- Tus tareas:
[a] ¿En qué fecha se escribió la columna sobre la pandemia?
[b] Por favor, reescribe como una lista breve el párrafo de la columna sobre la pandemia que empieza con "Esas son las cifras oficiales", conservando sus datos principales.
[c] Retoma la columna sobre la pandemia a partir de su última oración y escribe uno o dos párrafos más con el mismo tono.

- Texto para analizar:
__________

Qué año tan catastrófico, hasta el veintiuno de diciembre —día en el que escribo esta columna— la cifra mundial de contagios supera los setenta y siete millones de casos —más de un millón trescientos mil en México— y el número de defunciones se aproxima al millón setecientos mil, más de ciento dieciocho mil de ellas, han ocurrido en nuestro país.

Esas son las cifras oficiales pero sabemos que hay muchos más casos que no han podido registrarse porque la magnitud del fenómeno supera incluso a los sistemas de medición de los países más avanzados. Lo peor es que mientras escribo, los casos se incrementan y aunque diera datos precisos en este momento, al terminar mi texto ya serían obsoletos, cada minuto alguien se contagia o alguien muere en algún lugar del mundo. La pandemia será incontrolable mientras no haya sido vacunado un alto porcentaje de la población mundial, en tanto sucede, solo nos queda extremar las precauciones que conocemos de memoria porque nos las repiten a cada rato. Hay que seguir las recomendaciones sin resistencia alguna, en nada ayuda lamentarse, frustrarse, enojarse, buscar culpables, este barco pertenece a todos y de todos depende que permanezca a flote.

__________

- Material proporcionado:
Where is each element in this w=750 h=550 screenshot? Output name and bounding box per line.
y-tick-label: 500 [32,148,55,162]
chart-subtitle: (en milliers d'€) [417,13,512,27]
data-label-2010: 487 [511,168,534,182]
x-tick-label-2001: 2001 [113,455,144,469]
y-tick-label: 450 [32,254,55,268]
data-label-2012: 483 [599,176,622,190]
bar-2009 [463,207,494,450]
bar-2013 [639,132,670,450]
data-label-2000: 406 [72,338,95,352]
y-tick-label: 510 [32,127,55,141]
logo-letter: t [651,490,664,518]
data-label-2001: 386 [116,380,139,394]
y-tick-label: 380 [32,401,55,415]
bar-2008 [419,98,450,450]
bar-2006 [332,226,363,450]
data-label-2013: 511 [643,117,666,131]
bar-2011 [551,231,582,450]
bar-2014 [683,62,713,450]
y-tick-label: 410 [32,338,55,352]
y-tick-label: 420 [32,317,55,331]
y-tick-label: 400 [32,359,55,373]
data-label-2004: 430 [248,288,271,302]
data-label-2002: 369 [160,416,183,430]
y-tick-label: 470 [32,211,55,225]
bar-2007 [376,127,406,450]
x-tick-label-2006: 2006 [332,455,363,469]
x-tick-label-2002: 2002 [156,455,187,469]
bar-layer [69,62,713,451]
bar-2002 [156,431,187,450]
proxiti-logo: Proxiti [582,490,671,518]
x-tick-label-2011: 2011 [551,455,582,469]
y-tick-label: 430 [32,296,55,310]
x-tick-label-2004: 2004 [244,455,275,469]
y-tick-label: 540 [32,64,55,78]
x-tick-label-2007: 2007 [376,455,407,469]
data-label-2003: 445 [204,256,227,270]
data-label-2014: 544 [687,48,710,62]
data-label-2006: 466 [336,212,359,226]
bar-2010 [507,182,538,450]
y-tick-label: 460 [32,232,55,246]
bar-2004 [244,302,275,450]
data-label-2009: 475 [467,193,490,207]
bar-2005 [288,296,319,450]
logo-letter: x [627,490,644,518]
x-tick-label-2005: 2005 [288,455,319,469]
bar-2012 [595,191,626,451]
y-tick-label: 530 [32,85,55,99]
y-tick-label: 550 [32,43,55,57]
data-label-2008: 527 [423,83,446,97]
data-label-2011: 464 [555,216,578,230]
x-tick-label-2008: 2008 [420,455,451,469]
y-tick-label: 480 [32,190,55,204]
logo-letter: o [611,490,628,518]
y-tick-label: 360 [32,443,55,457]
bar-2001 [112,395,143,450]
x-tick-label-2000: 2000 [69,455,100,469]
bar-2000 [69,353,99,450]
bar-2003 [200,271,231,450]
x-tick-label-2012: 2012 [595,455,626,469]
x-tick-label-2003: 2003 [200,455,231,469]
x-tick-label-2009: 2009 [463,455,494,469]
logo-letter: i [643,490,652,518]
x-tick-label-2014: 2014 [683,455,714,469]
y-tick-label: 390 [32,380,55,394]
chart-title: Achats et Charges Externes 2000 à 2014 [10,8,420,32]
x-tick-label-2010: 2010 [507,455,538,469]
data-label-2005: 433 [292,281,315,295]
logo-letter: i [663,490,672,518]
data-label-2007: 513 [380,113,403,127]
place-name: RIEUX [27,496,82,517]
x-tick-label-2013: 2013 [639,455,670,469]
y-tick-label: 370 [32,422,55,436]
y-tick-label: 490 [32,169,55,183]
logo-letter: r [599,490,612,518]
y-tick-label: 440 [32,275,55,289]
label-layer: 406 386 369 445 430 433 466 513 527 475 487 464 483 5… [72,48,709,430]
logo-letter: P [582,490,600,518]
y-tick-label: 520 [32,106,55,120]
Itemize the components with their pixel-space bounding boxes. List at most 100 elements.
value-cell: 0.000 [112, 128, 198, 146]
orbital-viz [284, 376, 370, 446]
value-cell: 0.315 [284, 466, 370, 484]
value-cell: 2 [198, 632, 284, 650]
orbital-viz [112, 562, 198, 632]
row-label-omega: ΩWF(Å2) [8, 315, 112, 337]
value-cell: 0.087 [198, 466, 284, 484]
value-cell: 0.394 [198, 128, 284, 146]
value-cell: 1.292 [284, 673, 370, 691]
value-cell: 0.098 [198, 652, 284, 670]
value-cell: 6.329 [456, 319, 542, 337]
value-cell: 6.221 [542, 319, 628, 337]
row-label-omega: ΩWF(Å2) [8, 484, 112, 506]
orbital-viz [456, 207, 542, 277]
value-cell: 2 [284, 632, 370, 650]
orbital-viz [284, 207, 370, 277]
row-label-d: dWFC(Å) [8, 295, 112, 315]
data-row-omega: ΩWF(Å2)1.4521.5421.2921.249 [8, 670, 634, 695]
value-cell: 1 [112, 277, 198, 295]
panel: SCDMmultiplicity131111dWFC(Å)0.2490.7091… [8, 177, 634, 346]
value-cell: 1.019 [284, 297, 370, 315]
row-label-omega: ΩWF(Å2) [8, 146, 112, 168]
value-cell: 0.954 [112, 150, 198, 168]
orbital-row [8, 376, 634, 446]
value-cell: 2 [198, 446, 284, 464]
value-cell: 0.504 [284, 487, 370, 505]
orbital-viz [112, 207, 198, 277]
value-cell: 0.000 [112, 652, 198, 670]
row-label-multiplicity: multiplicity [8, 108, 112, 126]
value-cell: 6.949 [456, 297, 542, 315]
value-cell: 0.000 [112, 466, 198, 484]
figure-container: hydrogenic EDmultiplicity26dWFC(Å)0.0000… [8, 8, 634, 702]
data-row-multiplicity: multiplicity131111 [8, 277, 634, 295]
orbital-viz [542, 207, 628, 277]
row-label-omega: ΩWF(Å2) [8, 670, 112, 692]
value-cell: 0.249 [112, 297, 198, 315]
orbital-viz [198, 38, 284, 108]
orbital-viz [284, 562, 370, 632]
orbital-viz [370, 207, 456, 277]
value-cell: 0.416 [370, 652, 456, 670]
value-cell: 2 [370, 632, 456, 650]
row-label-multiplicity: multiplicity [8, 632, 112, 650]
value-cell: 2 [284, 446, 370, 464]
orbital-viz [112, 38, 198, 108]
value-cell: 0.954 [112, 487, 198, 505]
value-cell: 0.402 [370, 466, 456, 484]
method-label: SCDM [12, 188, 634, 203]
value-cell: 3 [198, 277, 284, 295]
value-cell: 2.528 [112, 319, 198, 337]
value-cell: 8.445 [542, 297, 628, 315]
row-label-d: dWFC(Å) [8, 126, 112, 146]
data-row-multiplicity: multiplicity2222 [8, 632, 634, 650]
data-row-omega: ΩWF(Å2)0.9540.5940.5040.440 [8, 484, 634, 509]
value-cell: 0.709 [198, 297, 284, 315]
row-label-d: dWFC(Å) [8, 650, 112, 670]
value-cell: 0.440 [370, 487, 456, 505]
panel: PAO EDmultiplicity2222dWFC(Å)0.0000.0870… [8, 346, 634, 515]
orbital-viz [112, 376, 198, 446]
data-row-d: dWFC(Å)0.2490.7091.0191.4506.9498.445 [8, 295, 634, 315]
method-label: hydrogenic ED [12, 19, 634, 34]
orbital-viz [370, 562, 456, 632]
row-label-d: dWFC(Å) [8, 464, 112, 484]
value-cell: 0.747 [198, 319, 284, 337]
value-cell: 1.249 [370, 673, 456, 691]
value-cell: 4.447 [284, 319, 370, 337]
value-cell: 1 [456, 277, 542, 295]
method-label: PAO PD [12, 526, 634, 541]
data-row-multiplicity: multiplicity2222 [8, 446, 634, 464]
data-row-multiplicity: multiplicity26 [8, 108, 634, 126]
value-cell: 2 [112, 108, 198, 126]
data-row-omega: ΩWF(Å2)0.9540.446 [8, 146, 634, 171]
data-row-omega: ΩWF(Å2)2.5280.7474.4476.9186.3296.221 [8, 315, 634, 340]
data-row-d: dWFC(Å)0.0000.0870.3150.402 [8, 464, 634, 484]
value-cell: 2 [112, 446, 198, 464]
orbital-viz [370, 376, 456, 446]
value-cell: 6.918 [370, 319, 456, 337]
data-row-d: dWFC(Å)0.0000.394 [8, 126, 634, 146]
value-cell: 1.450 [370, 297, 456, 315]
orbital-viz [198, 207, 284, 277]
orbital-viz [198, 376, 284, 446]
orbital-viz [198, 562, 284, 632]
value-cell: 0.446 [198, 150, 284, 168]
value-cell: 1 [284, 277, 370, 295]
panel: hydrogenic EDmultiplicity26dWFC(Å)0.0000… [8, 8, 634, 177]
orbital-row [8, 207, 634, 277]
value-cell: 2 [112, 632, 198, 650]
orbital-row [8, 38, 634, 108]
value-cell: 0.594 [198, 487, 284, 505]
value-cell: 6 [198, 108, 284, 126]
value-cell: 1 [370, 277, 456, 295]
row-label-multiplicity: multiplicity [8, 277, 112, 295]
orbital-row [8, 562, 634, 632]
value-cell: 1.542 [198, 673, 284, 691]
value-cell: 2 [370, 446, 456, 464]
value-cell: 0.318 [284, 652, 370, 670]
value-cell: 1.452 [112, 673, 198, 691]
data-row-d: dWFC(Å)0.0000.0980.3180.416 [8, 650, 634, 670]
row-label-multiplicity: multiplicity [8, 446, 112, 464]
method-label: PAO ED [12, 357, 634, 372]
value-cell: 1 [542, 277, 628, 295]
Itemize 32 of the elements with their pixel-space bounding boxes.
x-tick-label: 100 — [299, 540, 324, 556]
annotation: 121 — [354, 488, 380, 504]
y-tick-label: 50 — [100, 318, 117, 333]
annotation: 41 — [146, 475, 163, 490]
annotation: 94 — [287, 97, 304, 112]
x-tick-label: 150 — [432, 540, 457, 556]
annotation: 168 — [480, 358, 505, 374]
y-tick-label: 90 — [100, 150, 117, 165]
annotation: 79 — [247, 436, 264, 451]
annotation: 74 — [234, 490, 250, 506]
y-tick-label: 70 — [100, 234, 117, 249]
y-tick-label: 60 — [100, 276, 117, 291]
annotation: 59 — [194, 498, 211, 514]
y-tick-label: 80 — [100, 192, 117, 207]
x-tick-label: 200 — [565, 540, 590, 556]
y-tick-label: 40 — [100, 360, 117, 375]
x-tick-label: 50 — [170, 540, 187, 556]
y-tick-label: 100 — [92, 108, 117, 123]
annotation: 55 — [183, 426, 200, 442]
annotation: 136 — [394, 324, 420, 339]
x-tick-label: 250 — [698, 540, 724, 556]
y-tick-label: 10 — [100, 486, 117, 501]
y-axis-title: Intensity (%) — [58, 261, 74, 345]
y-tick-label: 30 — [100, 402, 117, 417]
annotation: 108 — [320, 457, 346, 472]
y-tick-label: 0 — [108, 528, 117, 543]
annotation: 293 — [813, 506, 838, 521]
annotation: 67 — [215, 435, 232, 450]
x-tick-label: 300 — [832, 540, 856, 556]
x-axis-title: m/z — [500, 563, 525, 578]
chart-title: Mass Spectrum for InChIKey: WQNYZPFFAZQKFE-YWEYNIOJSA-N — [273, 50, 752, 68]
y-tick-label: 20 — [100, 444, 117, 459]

__________

- Respuestas:
[a] El veintiuno de diciembre.

[b]
- Las cifras oficiales no incluyen muchos casos, porque la magnitud del fenómeno supera incluso a los sistemas de medición de los países más avanzados.
- Los casos aumentan cada minuto, así que cualquier dato preciso queda obsoleto enseguida.
- La pandemia será incontrolable hasta que se vacune un alto porcentaje de la población mundial.
- Mientras tanto, solo queda extremar las precauciones conocidas y seguir las recomendaciones sin resistencia.
- Lamentarse, frustrarse, enojarse o buscar culpables no ayuda: "este barco" es de todos y de todos depende que siga a flote.

[c]
Llegamos al último tramo del año pletóricos de lastimaduras, de parches, de vacíos; no puede haber mayor anhelo, por supuesto, que el año por venir la pandemia se vaya controlando paulatina pero irrefrenablemente y que al fin de él solo queden casos aislados y ya podamos vernos y abrazarnos y besarnos y ejercer una libertad sin restricciones. Así sea, pero el proceso no tiene por qué ser desdichado, pese a la reclusión o la soledad, pese a las heridas, tenemos a nuestra disposición un vasto catálogo de pequeñas formas de la dicha: la siembra de una planta que florecerá en la primavera, la exitosa ejecución de una nueva receta, los pequeños avances en la habilidad que nos propusimos desarrollar, los hallazgos bibliográficos, melómanos, cinematográficos, en fin, estamos rodeados de modestas pero luminosas promesas de buenaventura, de pequeños paraísos que no solicitan pasaporte, visa ni documento alguno para desplantar en ellos una hogar cobijador, nacionalicémonos en ellos y busquemos con denuedo la fruición porque, cito a Almudena Grandes, «la felicidad es la mejor manera de resistir».

Esta es la última entrega del año del cubrebocas y el desasosiego, reencontrémonos aquí en los primeros días del año de la vacuna y la esperanza. Hoy, con más razón que nunca alzo mi copa y digo a todos ¡salud!